**EXERCISE DETAILS:**
Select every line below containing the word "организмы".

**MATERIAL FOR THIS EXERCISE:**
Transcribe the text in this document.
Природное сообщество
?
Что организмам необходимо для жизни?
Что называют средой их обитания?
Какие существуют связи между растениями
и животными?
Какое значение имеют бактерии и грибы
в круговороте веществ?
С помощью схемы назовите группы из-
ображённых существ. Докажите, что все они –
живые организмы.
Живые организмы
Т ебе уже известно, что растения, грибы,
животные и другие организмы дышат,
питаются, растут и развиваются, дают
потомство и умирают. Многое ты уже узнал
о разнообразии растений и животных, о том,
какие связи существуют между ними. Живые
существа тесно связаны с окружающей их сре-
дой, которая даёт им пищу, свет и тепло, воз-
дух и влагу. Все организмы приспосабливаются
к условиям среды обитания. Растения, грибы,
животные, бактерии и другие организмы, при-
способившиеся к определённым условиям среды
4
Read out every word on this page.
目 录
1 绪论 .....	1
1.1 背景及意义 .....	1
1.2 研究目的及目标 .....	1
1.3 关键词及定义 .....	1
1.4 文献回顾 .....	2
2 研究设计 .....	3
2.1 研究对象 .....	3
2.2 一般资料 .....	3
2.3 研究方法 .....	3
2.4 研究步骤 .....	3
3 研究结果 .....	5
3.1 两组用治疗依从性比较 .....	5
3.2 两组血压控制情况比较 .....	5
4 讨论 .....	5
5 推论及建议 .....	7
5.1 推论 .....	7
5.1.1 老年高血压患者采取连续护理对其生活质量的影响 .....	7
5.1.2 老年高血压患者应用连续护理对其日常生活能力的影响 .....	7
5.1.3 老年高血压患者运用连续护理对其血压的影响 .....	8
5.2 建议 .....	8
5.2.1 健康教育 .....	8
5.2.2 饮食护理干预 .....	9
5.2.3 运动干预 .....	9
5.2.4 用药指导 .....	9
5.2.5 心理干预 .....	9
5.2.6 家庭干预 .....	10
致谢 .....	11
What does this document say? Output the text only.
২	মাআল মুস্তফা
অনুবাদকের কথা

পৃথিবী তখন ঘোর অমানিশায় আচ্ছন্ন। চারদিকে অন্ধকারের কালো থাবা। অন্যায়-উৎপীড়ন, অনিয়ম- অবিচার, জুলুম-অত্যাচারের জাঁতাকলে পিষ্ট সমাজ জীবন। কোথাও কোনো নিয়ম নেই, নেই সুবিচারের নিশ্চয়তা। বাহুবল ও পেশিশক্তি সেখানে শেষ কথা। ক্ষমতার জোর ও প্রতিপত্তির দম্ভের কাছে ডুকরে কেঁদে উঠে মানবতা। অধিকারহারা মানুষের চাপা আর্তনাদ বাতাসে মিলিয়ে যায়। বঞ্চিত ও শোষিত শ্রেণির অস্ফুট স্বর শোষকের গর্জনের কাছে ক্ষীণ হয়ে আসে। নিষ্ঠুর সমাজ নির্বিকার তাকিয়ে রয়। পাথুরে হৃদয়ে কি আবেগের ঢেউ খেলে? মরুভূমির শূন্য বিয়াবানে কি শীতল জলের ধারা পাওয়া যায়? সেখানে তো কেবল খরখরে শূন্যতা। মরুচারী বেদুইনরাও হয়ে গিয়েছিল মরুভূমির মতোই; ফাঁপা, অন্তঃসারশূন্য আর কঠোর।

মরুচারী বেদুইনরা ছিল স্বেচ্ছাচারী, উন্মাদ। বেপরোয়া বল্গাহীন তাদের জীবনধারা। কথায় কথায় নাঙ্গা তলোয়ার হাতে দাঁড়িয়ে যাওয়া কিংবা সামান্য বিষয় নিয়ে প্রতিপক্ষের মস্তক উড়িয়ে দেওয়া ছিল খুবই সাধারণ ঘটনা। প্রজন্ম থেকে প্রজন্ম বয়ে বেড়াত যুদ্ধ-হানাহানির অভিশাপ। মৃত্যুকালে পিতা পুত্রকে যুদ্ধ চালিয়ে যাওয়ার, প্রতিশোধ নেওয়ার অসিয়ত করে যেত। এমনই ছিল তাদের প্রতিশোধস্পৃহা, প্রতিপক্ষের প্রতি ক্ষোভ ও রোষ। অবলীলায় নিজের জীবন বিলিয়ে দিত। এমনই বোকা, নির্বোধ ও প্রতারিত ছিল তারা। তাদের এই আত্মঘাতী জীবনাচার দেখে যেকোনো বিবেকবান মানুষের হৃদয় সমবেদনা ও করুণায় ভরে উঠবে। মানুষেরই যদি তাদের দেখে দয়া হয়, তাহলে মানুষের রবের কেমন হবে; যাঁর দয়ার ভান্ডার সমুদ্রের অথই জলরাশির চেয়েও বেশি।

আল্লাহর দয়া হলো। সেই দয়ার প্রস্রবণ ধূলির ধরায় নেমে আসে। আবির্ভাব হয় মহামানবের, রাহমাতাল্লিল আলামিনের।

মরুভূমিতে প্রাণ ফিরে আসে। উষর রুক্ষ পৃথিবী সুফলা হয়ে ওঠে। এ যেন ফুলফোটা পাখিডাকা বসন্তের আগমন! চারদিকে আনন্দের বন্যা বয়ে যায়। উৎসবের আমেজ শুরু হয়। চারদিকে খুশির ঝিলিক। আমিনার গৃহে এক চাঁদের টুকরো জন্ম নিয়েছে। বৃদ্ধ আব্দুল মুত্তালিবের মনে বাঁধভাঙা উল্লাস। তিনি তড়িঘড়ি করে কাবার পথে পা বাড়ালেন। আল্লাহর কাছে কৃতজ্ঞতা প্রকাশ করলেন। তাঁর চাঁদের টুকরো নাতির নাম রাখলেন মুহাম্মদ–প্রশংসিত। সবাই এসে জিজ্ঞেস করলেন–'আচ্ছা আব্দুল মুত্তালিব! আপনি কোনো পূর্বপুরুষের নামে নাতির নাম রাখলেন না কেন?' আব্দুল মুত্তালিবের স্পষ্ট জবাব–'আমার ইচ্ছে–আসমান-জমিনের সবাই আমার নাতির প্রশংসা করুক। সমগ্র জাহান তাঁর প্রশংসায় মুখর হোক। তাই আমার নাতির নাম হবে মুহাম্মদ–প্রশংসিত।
---
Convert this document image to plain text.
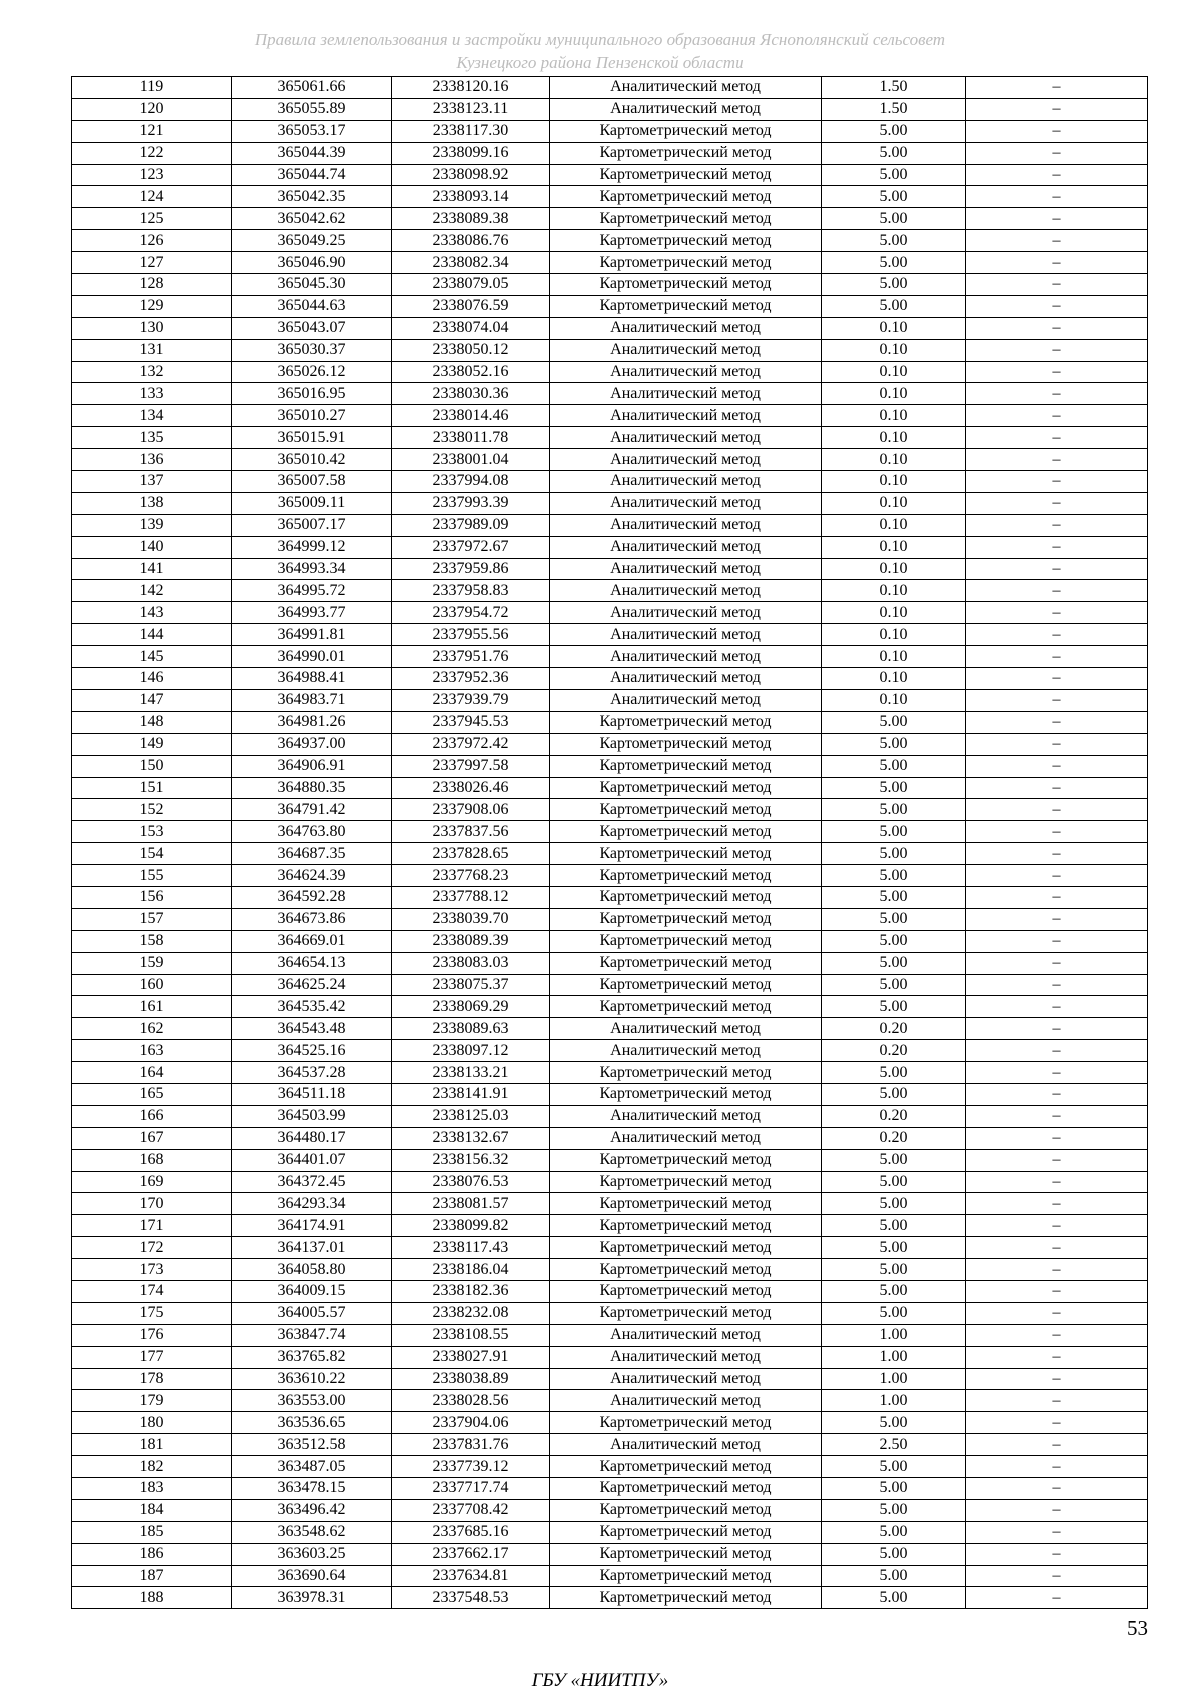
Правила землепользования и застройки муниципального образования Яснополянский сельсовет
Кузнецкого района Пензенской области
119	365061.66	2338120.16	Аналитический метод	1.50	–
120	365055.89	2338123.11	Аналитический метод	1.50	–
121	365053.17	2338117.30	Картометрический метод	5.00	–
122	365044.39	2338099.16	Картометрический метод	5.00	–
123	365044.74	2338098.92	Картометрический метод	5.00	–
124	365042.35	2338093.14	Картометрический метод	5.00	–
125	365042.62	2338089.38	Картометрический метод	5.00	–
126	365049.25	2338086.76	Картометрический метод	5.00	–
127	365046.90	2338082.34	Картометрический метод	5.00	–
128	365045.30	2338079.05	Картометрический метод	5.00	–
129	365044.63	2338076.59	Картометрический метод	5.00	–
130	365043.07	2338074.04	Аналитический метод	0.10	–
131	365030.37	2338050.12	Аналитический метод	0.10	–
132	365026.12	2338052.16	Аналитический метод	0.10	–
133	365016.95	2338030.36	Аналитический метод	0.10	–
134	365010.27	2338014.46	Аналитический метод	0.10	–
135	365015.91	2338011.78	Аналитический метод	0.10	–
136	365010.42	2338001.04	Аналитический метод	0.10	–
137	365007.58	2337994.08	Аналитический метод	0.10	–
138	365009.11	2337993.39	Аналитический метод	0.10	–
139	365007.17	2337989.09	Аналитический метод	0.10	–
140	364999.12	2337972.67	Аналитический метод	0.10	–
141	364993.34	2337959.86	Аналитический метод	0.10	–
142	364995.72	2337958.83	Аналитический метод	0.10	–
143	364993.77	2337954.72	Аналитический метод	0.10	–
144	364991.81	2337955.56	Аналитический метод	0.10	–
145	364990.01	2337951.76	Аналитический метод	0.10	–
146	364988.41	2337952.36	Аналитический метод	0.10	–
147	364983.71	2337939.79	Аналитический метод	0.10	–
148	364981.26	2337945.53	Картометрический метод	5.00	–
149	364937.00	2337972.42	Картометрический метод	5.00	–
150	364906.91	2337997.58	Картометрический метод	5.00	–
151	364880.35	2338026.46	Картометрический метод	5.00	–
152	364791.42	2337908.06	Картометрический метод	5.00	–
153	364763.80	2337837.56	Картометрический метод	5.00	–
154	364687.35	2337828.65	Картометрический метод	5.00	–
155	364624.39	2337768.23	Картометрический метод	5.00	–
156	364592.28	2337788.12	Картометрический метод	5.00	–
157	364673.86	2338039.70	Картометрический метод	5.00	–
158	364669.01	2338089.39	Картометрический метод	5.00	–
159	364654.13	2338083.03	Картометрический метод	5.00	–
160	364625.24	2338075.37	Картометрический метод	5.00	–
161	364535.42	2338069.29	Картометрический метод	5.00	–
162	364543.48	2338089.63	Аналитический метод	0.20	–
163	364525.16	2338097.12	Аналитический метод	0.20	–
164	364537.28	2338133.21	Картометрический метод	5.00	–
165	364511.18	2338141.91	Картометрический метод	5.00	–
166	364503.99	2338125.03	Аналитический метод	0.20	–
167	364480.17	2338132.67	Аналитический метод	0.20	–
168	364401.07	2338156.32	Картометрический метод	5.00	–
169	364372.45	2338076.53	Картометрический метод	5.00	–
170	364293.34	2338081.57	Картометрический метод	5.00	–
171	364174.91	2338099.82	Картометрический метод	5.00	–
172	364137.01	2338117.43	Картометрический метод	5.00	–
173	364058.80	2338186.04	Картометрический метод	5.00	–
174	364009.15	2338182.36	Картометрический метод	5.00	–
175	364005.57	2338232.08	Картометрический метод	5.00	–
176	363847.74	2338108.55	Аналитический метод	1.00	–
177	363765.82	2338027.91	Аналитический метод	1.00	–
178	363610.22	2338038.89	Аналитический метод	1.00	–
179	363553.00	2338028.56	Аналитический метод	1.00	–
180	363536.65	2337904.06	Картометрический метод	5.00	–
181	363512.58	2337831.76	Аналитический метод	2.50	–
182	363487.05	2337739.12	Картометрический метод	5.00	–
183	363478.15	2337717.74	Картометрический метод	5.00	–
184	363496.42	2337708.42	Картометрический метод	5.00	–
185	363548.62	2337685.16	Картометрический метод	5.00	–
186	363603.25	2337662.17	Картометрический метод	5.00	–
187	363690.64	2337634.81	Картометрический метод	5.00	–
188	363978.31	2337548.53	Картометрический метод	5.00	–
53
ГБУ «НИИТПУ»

**EXPECTED OUTPUT:**
живые организмы.
Живые организмы
животные и другие организмы дышат,
дух и влагу. Все организмы приспосабливаются
животные, бактерии и другие организмы, при-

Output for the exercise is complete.